-- BEGIN --
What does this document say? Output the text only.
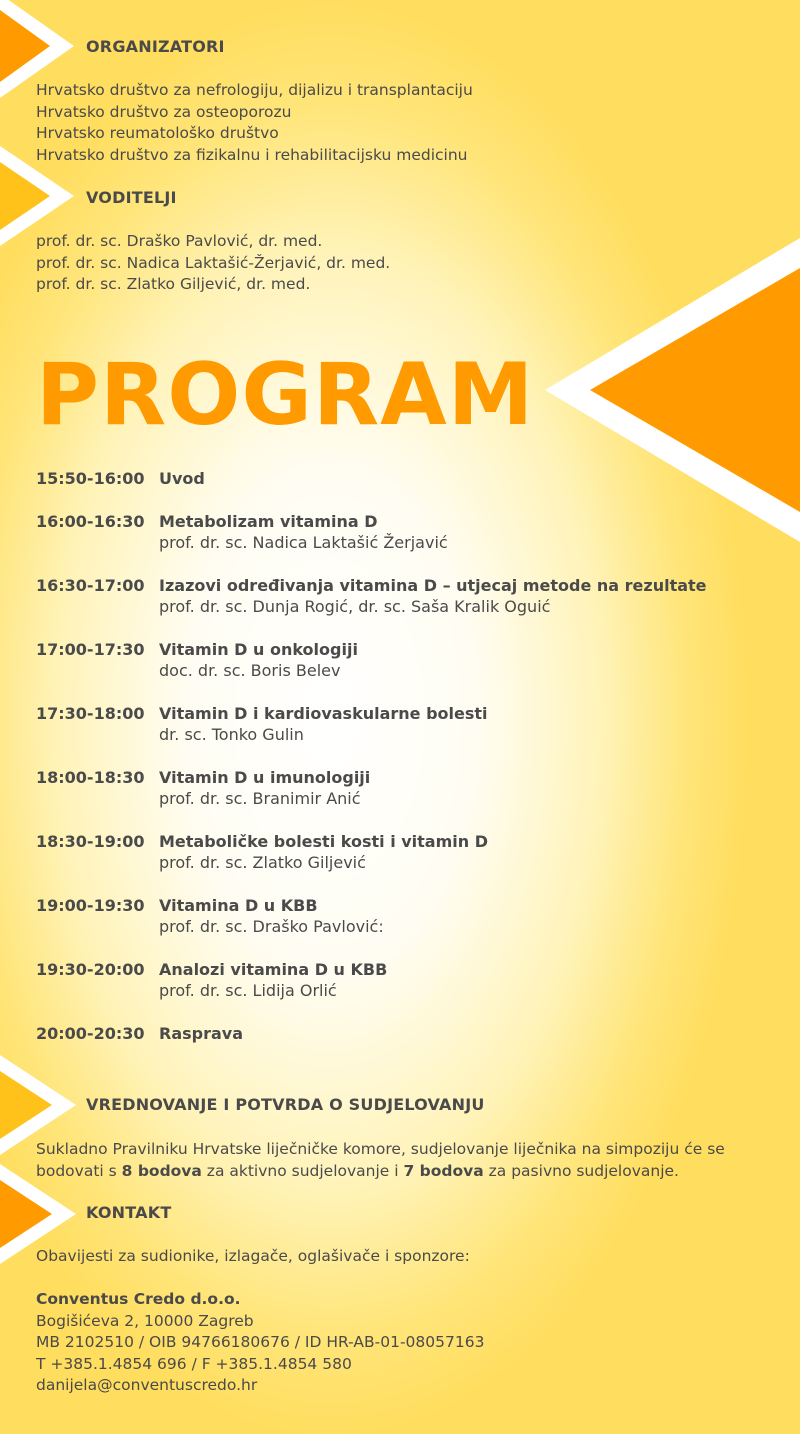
ORGANIZATORI
Hrvatsko društvo za nefrologiju, dijalizu i transplantaciju
Hrvatsko društvo za osteoporozu
Hrvatsko reumatološko društvo
Hrvatsko društvo za fizikalnu i rehabilitacijsku medicinu
VODITELJI
prof. dr. sc. Draško Pavlović, dr. med.
prof. dr. sc. Nadica Laktašić-Žerjavić, dr. med.
prof. dr. sc. Zlatko Giljević, dr. med.
PROGRAM
15:50-16:00 Uvod
16:00-16:30 Metabolizam vitamina D
prof. dr. sc. Nadica Laktašić Žerjavić
16:30-17:00 Izazovi određivanja vitamina D – utjecaj metode na rezultate
prof. dr. sc. Dunja Rogić, dr. sc. Saša Kralik Oguić
17:00-17:30 Vitamin D u onkologiji
doc. dr. sc. Boris Belev
17:30-18:00 Vitamin D i kardiovaskularne bolesti
dr. sc. Tonko Gulin
18:00-18:30 Vitamin D u imunologiji
prof. dr. sc. Branimir Anić
18:30-19:00 Metaboličke bolesti kosti i vitamin D
prof. dr. sc. Zlatko Giljević
19:00-19:30 Vitamina D u KBB
prof. dr. sc. Draško Pavlović:
19:30-20:00 Analozi vitamina D u KBB
prof. dr. sc. Lidija Orlić
20:00-20:30 Rasprava
VREDNOVANJE I POTVRDA O SUDJELOVANJU
Sukladno Pravilniku Hrvatske liječničke komore, sudjelovanje liječnika na simpoziju će se bodovati s 8 bodova za aktivno sudjelovanje i 7 bodova za pasivno sudjelovanje.
KONTAKT
Obavijesti za sudionike, izlagače, oglašivače i sponzore:
Conventus Credo d.o.o.
Bogišićeva 2, 10000 Zagreb
MB 2102510 / OIB 94766180676 / ID HR-AB-01-08057163
T +385.1.4854 696 / F +385.1.4854 580
danijela@conventuscredo.hr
-- END --
* _Stated goal_: Send back the data above word for word, with the pictures left out.

* _Task solution_:
What does this document say? Output the text only.
ORGANIZATORI
Hrvatsko društvo za nefrologiju, dijalizu i transplantaciju
Hrvatsko društvo za osteoporozu
Hrvatsko reumatološko društvo
Hrvatsko društvo za fizikalnu i rehabilitacijsku medicinu
VODITELJI
prof. dr. sc. Draško Pavlović, dr. med.
prof. dr. sc. Nadica Laktašić-Žerjavić, dr. med.
prof. dr. sc. Zlatko Giljević, dr. med.
PROGRAM
15:50-16:00 Uvod
16:00-16:30 Metabolizam vitamina D
prof. dr. sc. Nadica Laktašić Žerjavić
16:30-17:00 Izazovi određivanja vitamina D – utjecaj metode na rezultate
prof. dr. sc. Dunja Rogić, dr. sc. Saša Kralik Oguić
17:00-17:30 Vitamin D u onkologiji
doc. dr. sc. Boris Belev
17:30-18:00 Vitamin D i kardiovaskularne bolesti
dr. sc. Tonko Gulin
18:00-18:30 Vitamin D u imunologiji
prof. dr. sc. Branimir Anić
18:30-19:00 Metaboličke bolesti kosti i vitamin D
prof. dr. sc. Zlatko Giljević
19:00-19:30 Vitamina D u KBB
prof. dr. sc. Draško Pavlović:
19:30-20:00 Analozi vitamina D u KBB
prof. dr. sc. Lidija Orlić
20:00-20:30 Rasprava
VREDNOVANJE I POTVRDA O SUDJELOVANJU
Sukladno Pravilniku Hrvatske liječničke komore, sudjelovanje liječnika na simpoziju će se bodovati s 8 bodova za aktivno sudjelovanje i 7 bodova za pasivno sudjelovanje.
KONTAKT
Obavijesti za sudionike, izlagače, oglašivače i sponzore:
Conventus Credo d.o.o.
Bogišićeva 2, 10000 Zagreb
MB 2102510 / OIB 94766180676 / ID HR-AB-01-08057163
T +385.1.4854 696 / F +385.1.4854 580
danijela@conventuscredo.hr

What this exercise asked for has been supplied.